● Stored records
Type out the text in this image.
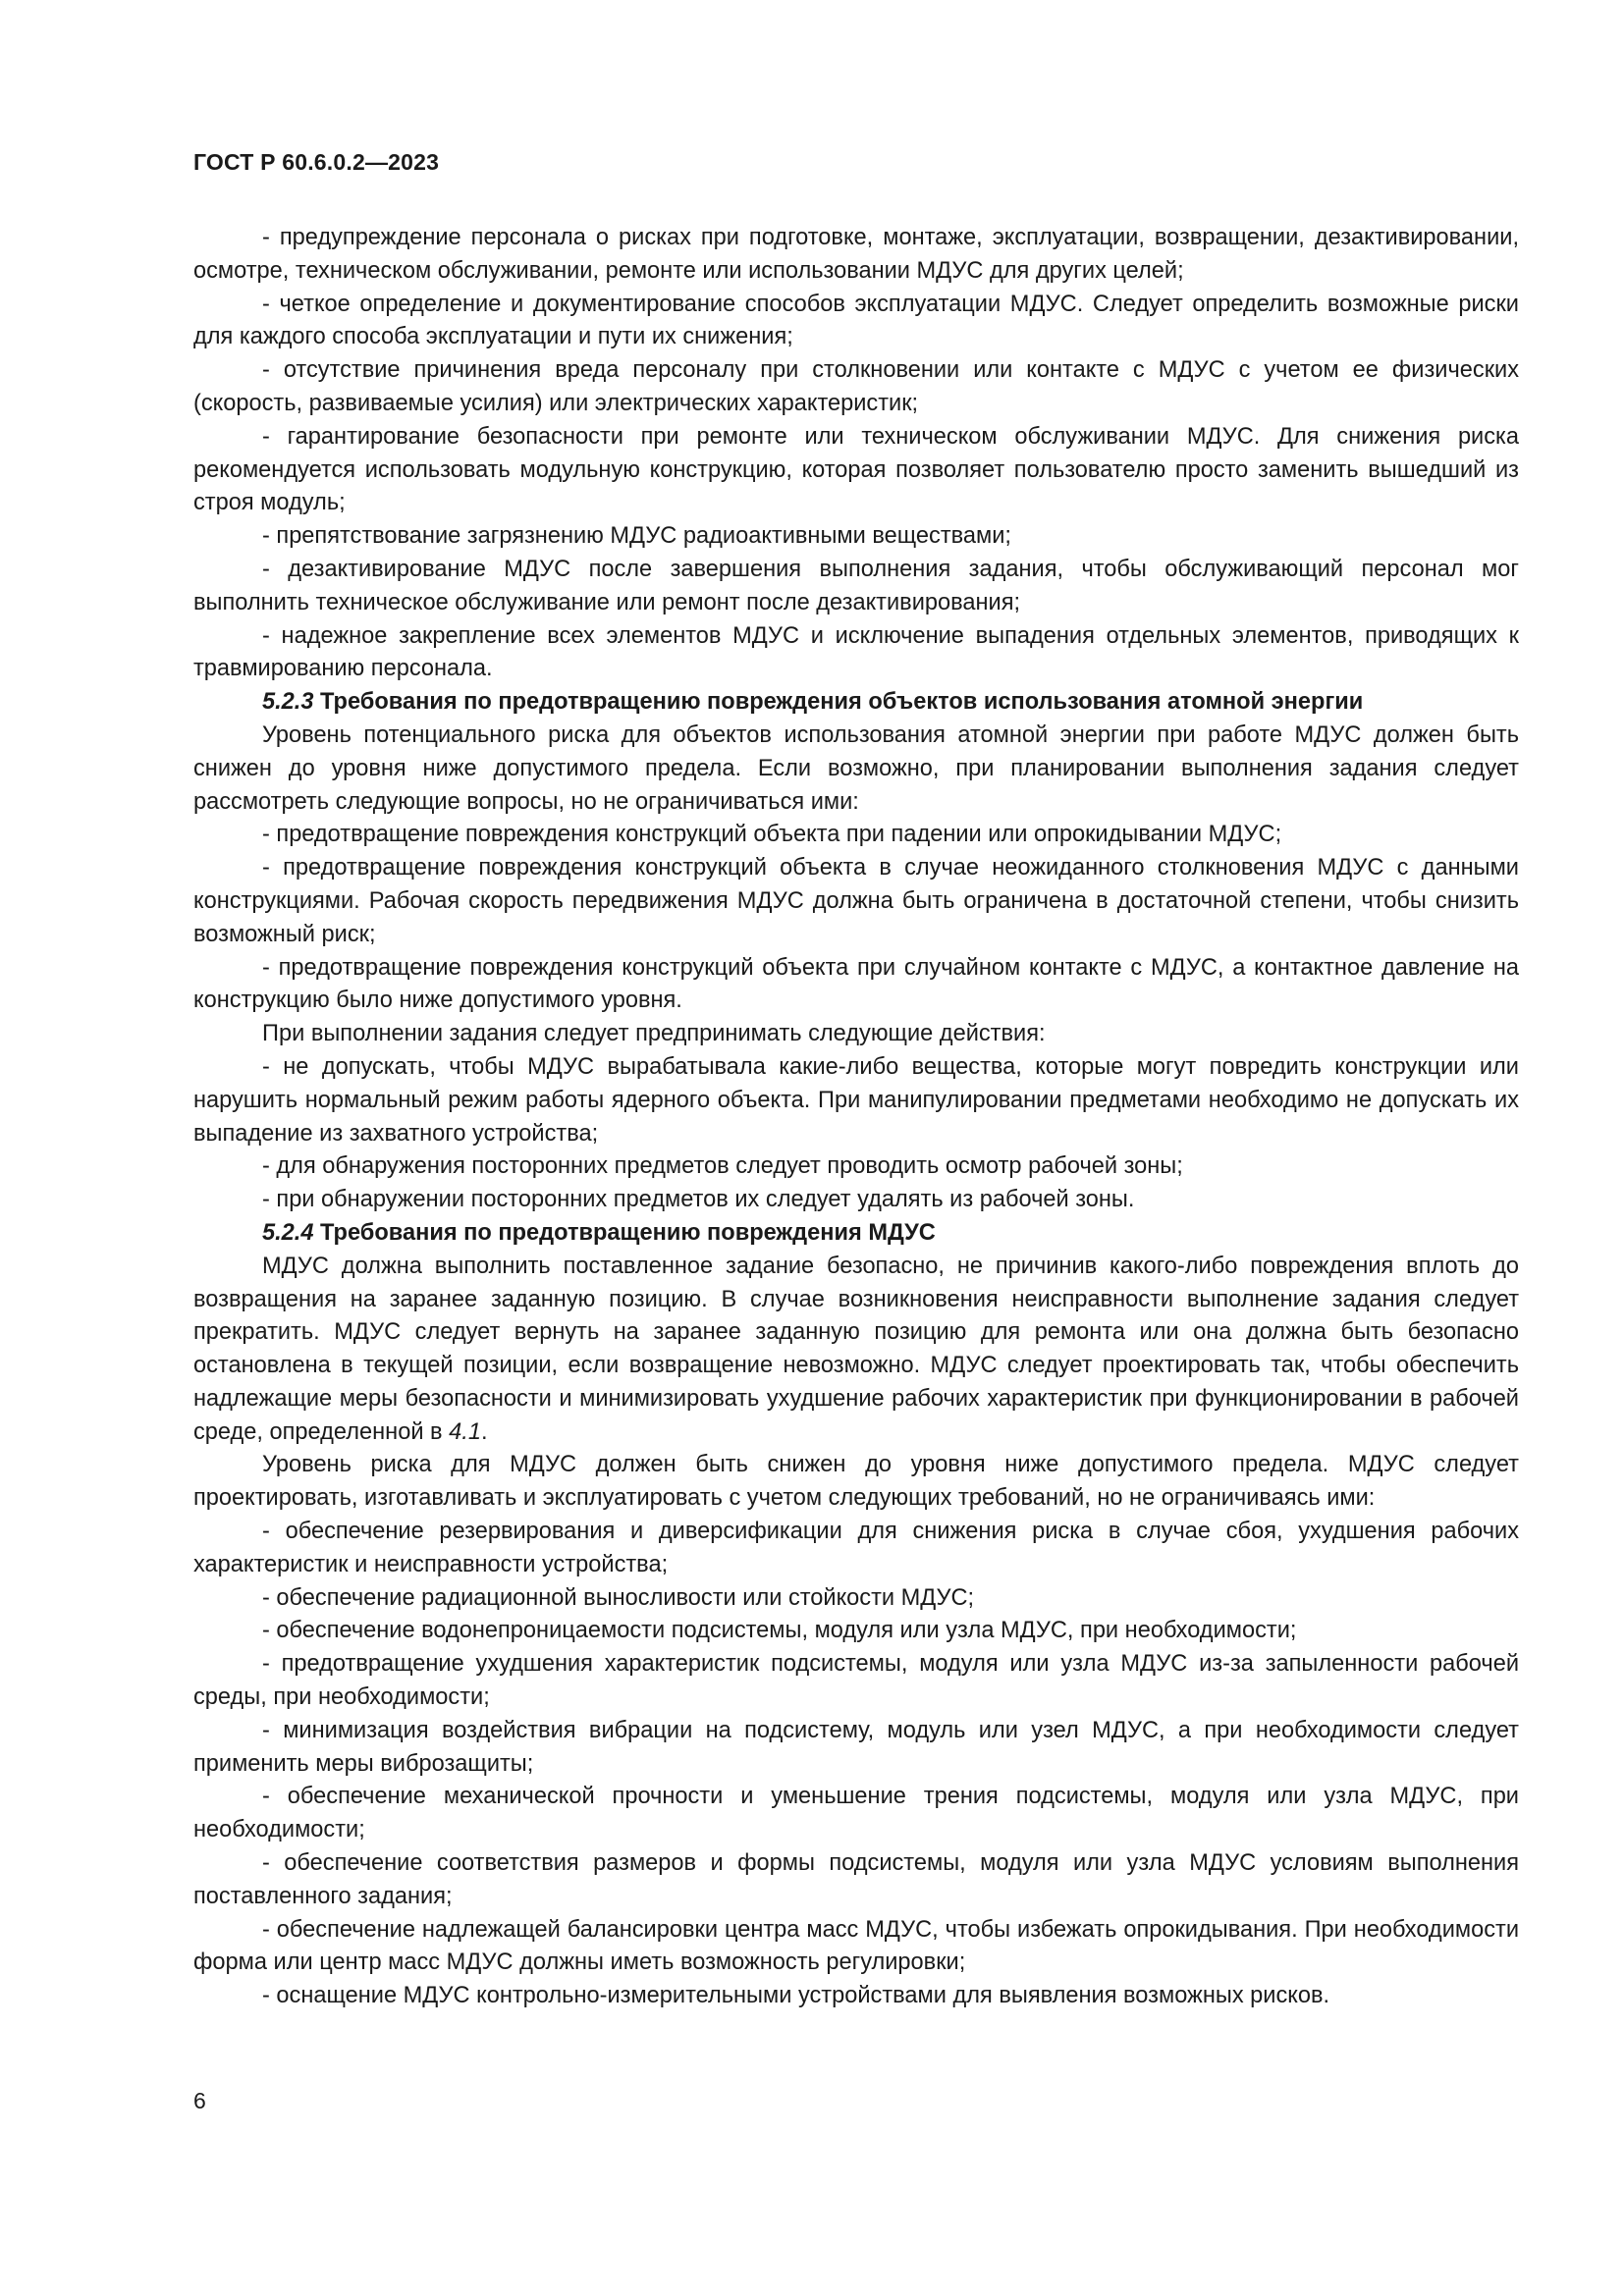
ГОСТ Р 60.6.0.2—2023

- предупреждение персонала о рисках при подготовке, монтаже, эксплуатации, возвращении, дезактивировании, осмотре, техническом обслуживании, ремонте или использовании МДУС для других целей;

- четкое определение и документирование способов эксплуатации МДУС. Следует определить возможные риски для каждого способа эксплуатации и пути их снижения;

- отсутствие причинения вреда персоналу при столкновении или контакте с МДУС с учетом ее физических (скорость, развиваемые усилия) или электрических характеристик;

- гарантирование безопасности при ремонте или техническом обслуживании МДУС. Для снижения риска рекомендуется использовать модульную конструкцию, которая позволяет пользователю просто заменить вышедший из строя модуль;

- препятствование загрязнению МДУС радиоактивными веществами;

- дезактивирование МДУС после завершения выполнения задания, чтобы обслуживающий персонал мог выполнить техническое обслуживание или ремонт после дезактивирования;

- надежное закрепление всех элементов МДУС и исключение выпадения отдельных элементов, приводящих к травмированию персонала.

5.2.3 Требования по предотвращению повреждения объектов использования атомной энергии

Уровень потенциального риска для объектов использования атомной энергии при работе МДУС должен быть снижен до уровня ниже допустимого предела. Если возможно, при планировании выполнения задания следует рассмотреть следующие вопросы, но не ограничиваться ими:

- предотвращение повреждения конструкций объекта при падении или опрокидывании МДУС;

- предотвращение повреждения конструкций объекта в случае неожиданного столкновения МДУС с данными конструкциями. Рабочая скорость передвижения МДУС должна быть ограничена в достаточной степени, чтобы снизить возможный риск;

- предотвращение повреждения конструкций объекта при случайном контакте с МДУС, а контактное давление на конструкцию было ниже допустимого уровня.

При выполнении задания следует предпринимать следующие действия:

- не допускать, чтобы МДУС вырабатывала какие-либо вещества, которые могут повредить конструкции или нарушить нормальный режим работы ядерного объекта. При манипулировании предметами необходимо не допускать их выпадение из захватного устройства;

- для обнаружения посторонних предметов следует проводить осмотр рабочей зоны;

- при обнаружении посторонних предметов их следует удалять из рабочей зоны.

5.2.4 Требования по предотвращению повреждения МДУС

МДУС должна выполнить поставленное задание безопасно, не причинив какого-либо повреждения вплоть до возвращения на заранее заданную позицию. В случае возникновения неисправности выполнение задания следует прекратить. МДУС следует вернуть на заранее заданную позицию для ремонта или она должна быть безопасно остановлена в текущей позиции, если возвращение невозможно. МДУС следует проектировать так, чтобы обеспечить надлежащие меры безопасности и минимизировать ухудшение рабочих характеристик при функционировании в рабочей среде, определенной в 4.1.

Уровень риска для МДУС должен быть снижен до уровня ниже допустимого предела. МДУС следует проектировать, изготавливать и эксплуатировать с учетом следующих требований, но не ограничиваясь ими:

- обеспечение резервирования и диверсификации для снижения риска в случае сбоя, ухудшения рабочих характеристик и неисправности устройства;

- обеспечение радиационной выносливости или стойкости МДУС;

- обеспечение водонепроницаемости подсистемы, модуля или узла МДУС, при необходимости;

- предотвращение ухудшения характеристик подсистемы, модуля или узла МДУС из-за запыленности рабочей среды, при необходимости;

- минимизация воздействия вибрации на подсистему, модуль или узел МДУС, а при необходимости следует применить меры виброзащиты;

- обеспечение механической прочности и уменьшение трения подсистемы, модуля или узла МДУС, при необходимости;

- обеспечение соответствия размеров и формы подсистемы, модуля или узла МДУС условиям выполнения поставленного задания;

- обеспечение надлежащей балансировки центра масс МДУС, чтобы избежать опрокидывания. При необходимости форма или центр масс МДУС должны иметь возможность регулировки;

- оснащение МДУС контрольно-измерительными устройствами для выявления возможных рисков.

6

● Exercise details
Except for the pictures, copy every line of the records above exactly.

● Reply
Type out the text in this image.
ГОСТ Р 60.6.0.2—2023

- предупреждение персонала о рисках при подготовке, монтаже, эксплуатации, возвращении, дезактивировании, осмотре, техническом обслуживании, ремонте или использовании МДУС для других целей;

- четкое определение и документирование способов эксплуатации МДУС. Следует определить возможные риски для каждого способа эксплуатации и пути их снижения;

- отсутствие причинения вреда персоналу при столкновении или контакте с МДУС с учетом ее физических (скорость, развиваемые усилия) или электрических характеристик;

- гарантирование безопасности при ремонте или техническом обслуживании МДУС. Для снижения риска рекомендуется использовать модульную конструкцию, которая позволяет пользователю просто заменить вышедший из строя модуль;

- препятствование загрязнению МДУС радиоактивными веществами;

- дезактивирование МДУС после завершения выполнения задания, чтобы обслуживающий персонал мог выполнить техническое обслуживание или ремонт после дезактивирования;

- надежное закрепление всех элементов МДУС и исключение выпадения отдельных элементов, приводящих к травмированию персонала.

5.2.3 Требования по предотвращению повреждения объектов использования атомной энергии

Уровень потенциального риска для объектов использования атомной энергии при работе МДУС должен быть снижен до уровня ниже допустимого предела. Если возможно, при планировании выполнения задания следует рассмотреть следующие вопросы, но не ограничиваться ими:

- предотвращение повреждения конструкций объекта при падении или опрокидывании МДУС;

- предотвращение повреждения конструкций объекта в случае неожиданного столкновения МДУС с данными конструкциями. Рабочая скорость передвижения МДУС должна быть ограничена в достаточной степени, чтобы снизить возможный риск;

- предотвращение повреждения конструкций объекта при случайном контакте с МДУС, а контактное давление на конструкцию было ниже допустимого уровня.

При выполнении задания следует предпринимать следующие действия:

- не допускать, чтобы МДУС вырабатывала какие-либо вещества, которые могут повредить конструкции или нарушить нормальный режим работы ядерного объекта. При манипулировании предметами необходимо не допускать их выпадение из захватного устройства;

- для обнаружения посторонних предметов следует проводить осмотр рабочей зоны;

- при обнаружении посторонних предметов их следует удалять из рабочей зоны.

5.2.4 Требования по предотвращению повреждения МДУС

МДУС должна выполнить поставленное задание безопасно, не причинив какого-либо повреждения вплоть до возвращения на заранее заданную позицию. В случае возникновения неисправности выполнение задания следует прекратить. МДУС следует вернуть на заранее заданную позицию для ремонта или она должна быть безопасно остановлена в текущей позиции, если возвращение невозможно. МДУС следует проектировать так, чтобы обеспечить надлежащие меры безопасности и минимизировать ухудшение рабочих характеристик при функционировании в рабочей среде, определенной в 4.1.

Уровень риска для МДУС должен быть снижен до уровня ниже допустимого предела. МДУС следует проектировать, изготавливать и эксплуатировать с учетом следующих требований, но не ограничиваясь ими:

- обеспечение резервирования и диверсификации для снижения риска в случае сбоя, ухудшения рабочих характеристик и неисправности устройства;

- обеспечение радиационной выносливости или стойкости МДУС;

- обеспечение водонепроницаемости подсистемы, модуля или узла МДУС, при необходимости;

- предотвращение ухудшения характеристик подсистемы, модуля или узла МДУС из-за запыленности рабочей среды, при необходимости;

- минимизация воздействия вибрации на подсистему, модуль или узел МДУС, а при необходимости следует применить меры виброзащиты;

- обеспечение механической прочности и уменьшение трения подсистемы, модуля или узла МДУС, при необходимости;

- обеспечение соответствия размеров и формы подсистемы, модуля или узла МДУС условиям выполнения поставленного задания;

- обеспечение надлежащей балансировки центра масс МДУС, чтобы избежать опрокидывания. При необходимости форма или центр масс МДУС должны иметь возможность регулировки;

- оснащение МДУС контрольно-измерительными устройствами для выявления возможных рисков.

6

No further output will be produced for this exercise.